◆ PROBLEM DESCRIPTION
List every line below containing "SchDoc".

+ + +

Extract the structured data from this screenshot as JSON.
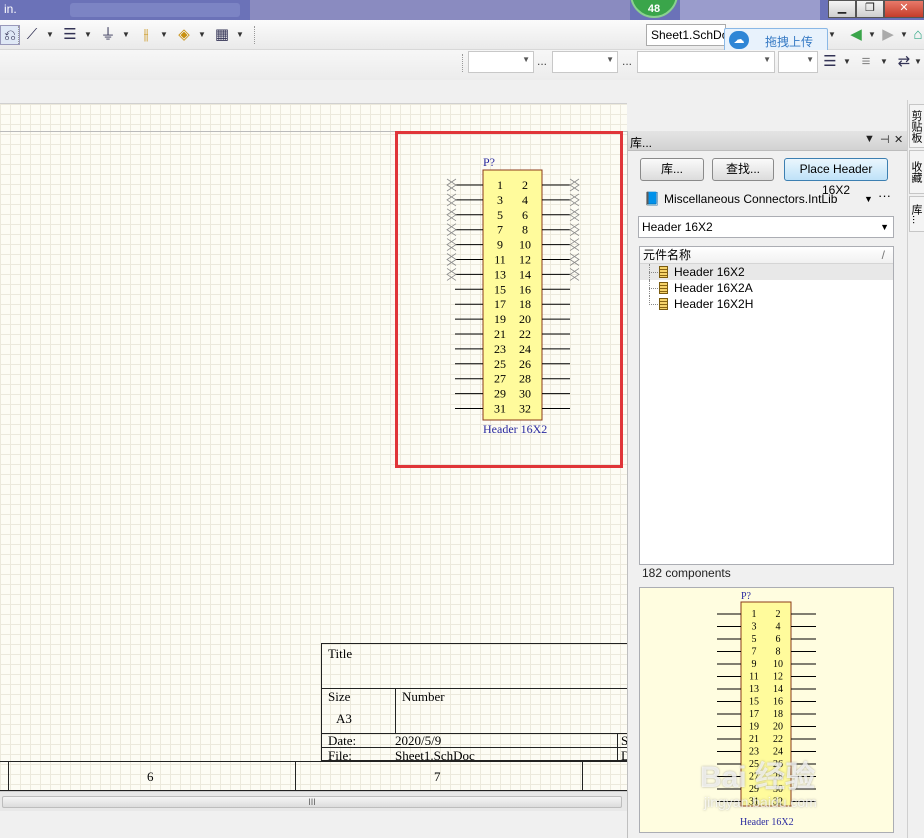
{
  "window": {
    "title_fragment": "in.",
    "notification_count": "48",
    "buttons": {
      "minimize": "▁",
      "restore": "❐",
      "close": "✕"
    }
  },
  "toolbar": {
    "doc_tab": "Sheet1.SchDoc",
    "upload_label": "拖拽上传",
    "dots": "..."
  },
  "schematic": {
    "designator": "P?",
    "comment": "Header 16X2",
    "left_pins": [
      "1",
      "3",
      "5",
      "7",
      "9",
      "11",
      "13",
      "15",
      "17",
      "19",
      "21",
      "23",
      "25",
      "27",
      "29",
      "31"
    ],
    "right_pins": [
      "2",
      "4",
      "6",
      "8",
      "10",
      "12",
      "14",
      "16",
      "18",
      "20",
      "22",
      "24",
      "26",
      "28",
      "30",
      "32"
    ]
  },
  "title_block": {
    "title_label": "Title",
    "size_label": "Size",
    "size_value": "A3",
    "number_label": "Number",
    "date_label": "Date:",
    "date_value": "2020/5/9",
    "file_label": "File:",
    "file_value": "Sheet1.SchDoc",
    "cut_s": "S",
    "cut_d": "D"
  },
  "zones": [
    "6",
    "7"
  ],
  "scroll_grip": "III",
  "library": {
    "panel_title": "库...",
    "header_controls": {
      "menu": "▼",
      "pin": "⊣",
      "close": "✕"
    },
    "btn_libraries": "库...",
    "btn_search": "查找...",
    "btn_place": "Place Header 16X2",
    "selected_lib": "Miscellaneous Connectors.IntLib",
    "filter": "Header 16X2",
    "column_header": "元件名称",
    "column_sort": "/",
    "items": [
      "Header 16X2",
      "Header 16X2A",
      "Header 16X2H"
    ],
    "count": "182 components",
    "preview": {
      "designator": "P?",
      "comment": "Header 16X2"
    }
  },
  "right_dock_tabs": [
    "剪贴板",
    "收藏",
    "库..."
  ],
  "watermark": {
    "text": "Bai 经验",
    "url": "jingyan.baidu.com"
  }
}
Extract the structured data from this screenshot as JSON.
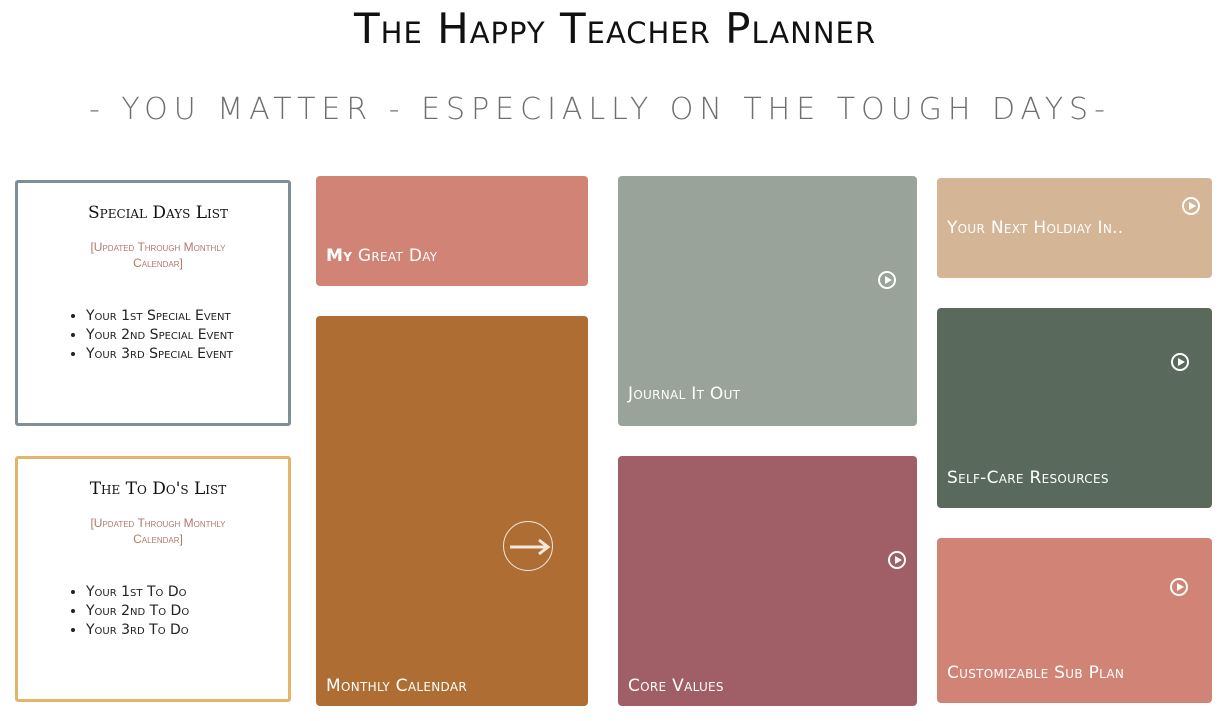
{
  "header": {
    "title": "The Happy Teacher Planner",
    "tagline": "- YOU MATTER - ESPECIALLY ON THE TOUGH DAYS-"
  },
  "special_days": {
    "title": "Special Days List",
    "note": "[Updated Through Monthly Calendar]",
    "items": [
      "Your 1st Special Event",
      "Your 2nd Special Event",
      "Your 3rd Special Event"
    ],
    "border_color": "#7e8f97"
  },
  "todo": {
    "title": "The To Do's List",
    "note": "[Updated Through Monthly Calendar]",
    "items": [
      "Your 1st To Do",
      "Your 2nd To Do",
      "Your 3rd To Do"
    ],
    "border_color": "#e3b56a"
  },
  "tiles": {
    "my_great_day": {
      "label_bold": "My",
      "label_rest": " Great Day",
      "color": "#d18476"
    },
    "monthly_calendar": {
      "label": "Monthly Calendar",
      "color": "#ae6e33",
      "icon": "arrow-right-icon"
    },
    "journal": {
      "label": "Journal It Out",
      "color": "#9aa399",
      "icon": "play-icon"
    },
    "core_values": {
      "label": "Core Values",
      "color": "#a05e66",
      "icon": "play-icon"
    },
    "next_holiday": {
      "label": "Your Next Holdiay In..",
      "color": "#d4b595",
      "icon": "play-icon"
    },
    "self_care": {
      "label": "Self-Care Resources",
      "color": "#59695b",
      "icon": "play-icon"
    },
    "sub_plan": {
      "label": "Customizable Sub Plan",
      "color": "#d18476",
      "icon": "play-icon"
    }
  }
}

+ + +

◆ EXPECTED OUTPUT
    "doc_tab": "Sheet1.SchDoc",
    "file_value": "Sheet1.SchDoc",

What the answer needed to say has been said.